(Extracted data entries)
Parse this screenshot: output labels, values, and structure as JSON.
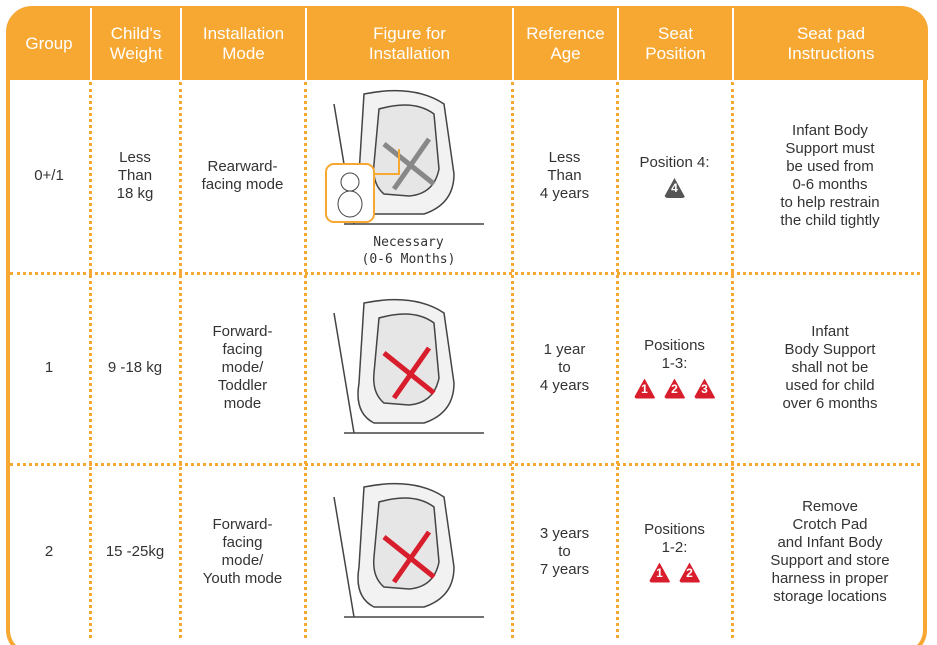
{
  "table": {
    "headers": [
      "Group",
      "Child's\nWeight",
      "Installation\nMode",
      "Figure for\nInstallation",
      "Reference\nAge",
      "Seat\nPosition",
      "Seat pad\nInstructions"
    ],
    "rows": [
      {
        "group": "0+/1",
        "weight": "Less\nThan\n18 kg",
        "mode": "Rearward-\nfacing mode",
        "figure_caption": "Necessary\n(0-6 Months)",
        "age": "Less\nThan\n4 years",
        "position": "Position 4:",
        "badges": [
          "4"
        ],
        "badge_color": "#555555",
        "instructions": "Infant Body\nSupport must\nbe used from\n0-6 months\nto help restrain\nthe child tightly"
      },
      {
        "group": "1",
        "weight": "9 -18 kg",
        "mode": "Forward-\nfacing\nmode/\nToddler\nmode",
        "age": "1 year\nto\n4 years",
        "position": "Positions\n1-3:",
        "badges": [
          "1",
          "2",
          "3"
        ],
        "badge_color": "#d81e2c",
        "instructions": "Infant\nBody Support\nshall not be\nused for child\nover 6 months"
      },
      {
        "group": "2",
        "weight": "15 -25kg",
        "mode": "Forward-\nfacing\nmode/\nYouth mode",
        "age": "3 years\nto\n7 years",
        "position": "Positions\n1-2:",
        "badges": [
          "1",
          "2"
        ],
        "badge_color": "#d81e2c",
        "instructions": "Remove\nCrotch Pad\nand Infant Body\nSupport and store\nharness in proper\nstorage locations"
      }
    ]
  }
}
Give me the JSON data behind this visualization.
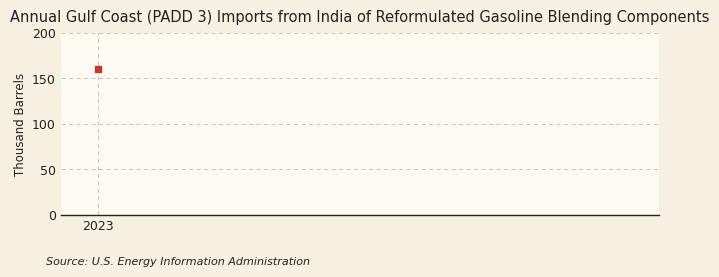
{
  "title": "Annual Gulf Coast (PADD 3) Imports from India of Reformulated Gasoline Blending Components",
  "ylabel": "Thousand Barrels",
  "source_text": "Source: U.S. Energy Information Administration",
  "background_color": "#f5f0e0",
  "plot_background_color": "#fdfaf2",
  "data_x": [
    2023
  ],
  "data_y": [
    160
  ],
  "data_color": "#c0392b",
  "xlim": [
    2022.5,
    2030.5
  ],
  "ylim": [
    0,
    200
  ],
  "yticks": [
    0,
    50,
    100,
    150,
    200
  ],
  "xticks": [
    2023
  ],
  "grid_color": "#bbbbbb",
  "axis_color": "#222222",
  "title_fontsize": 10.5,
  "label_fontsize": 8.5,
  "tick_fontsize": 9,
  "source_fontsize": 8
}
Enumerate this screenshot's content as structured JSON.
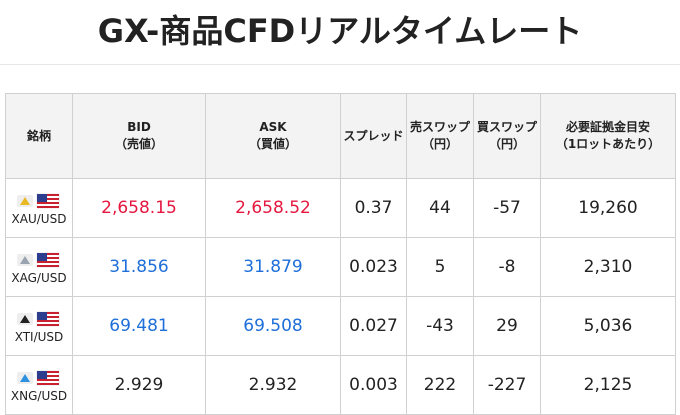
{
  "header": {
    "title": "GX-商品CFDリアルタイムレート"
  },
  "table": {
    "columns": [
      [
        "銘柄"
      ],
      [
        "BID",
        "（売値）"
      ],
      [
        "ASK",
        "（買値）"
      ],
      [
        "スプレッド"
      ],
      [
        "売スワップ",
        "（円）"
      ],
      [
        "買スワップ",
        "（円）"
      ],
      [
        "必要証拠金目安",
        "（1ロットあたり）"
      ]
    ],
    "rows": [
      {
        "symbol": "XAU/USD",
        "icon": "#e8b923",
        "price_color": "#e5173f",
        "cells": [
          "2,658.15",
          "2,658.52",
          "0.37",
          "44",
          "-57",
          "19,260"
        ]
      },
      {
        "symbol": "XAG/USD",
        "icon": "#9aa4b0",
        "price_color": "#1e6fd9",
        "cells": [
          "31.856",
          "31.879",
          "0.023",
          "5",
          "-8",
          "2,310"
        ]
      },
      {
        "symbol": "XTI/USD",
        "icon": "#222222",
        "price_color": "#1e6fd9",
        "cells": [
          "69.481",
          "69.508",
          "0.027",
          "-43",
          "29",
          "5,036"
        ]
      },
      {
        "symbol": "XNG/USD",
        "icon": "#2d8fe0",
        "price_color": "#222222",
        "cells": [
          "2.929",
          "2.932",
          "0.003",
          "222",
          "-227",
          "2,125"
        ]
      }
    ]
  }
}
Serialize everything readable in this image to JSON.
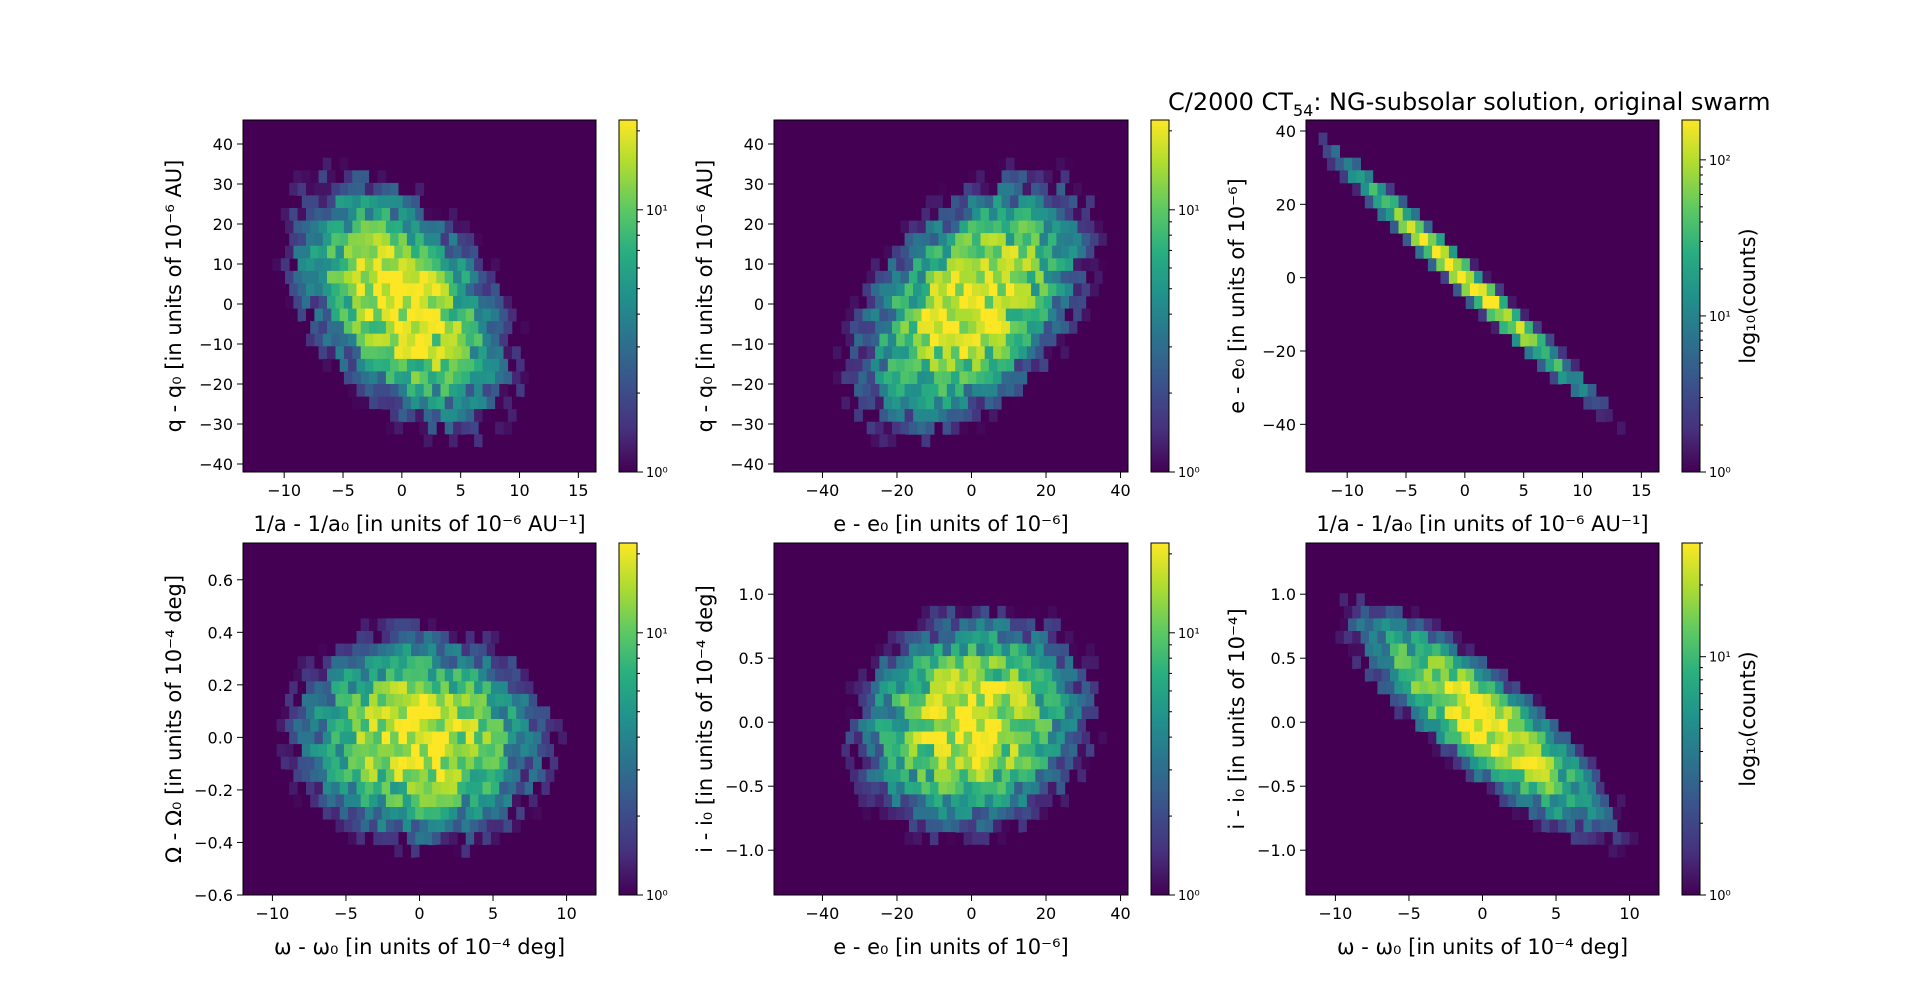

■ What this task involves
Count every line above that holds the word "icon", and state the number and nothing more.

■ Solution below
4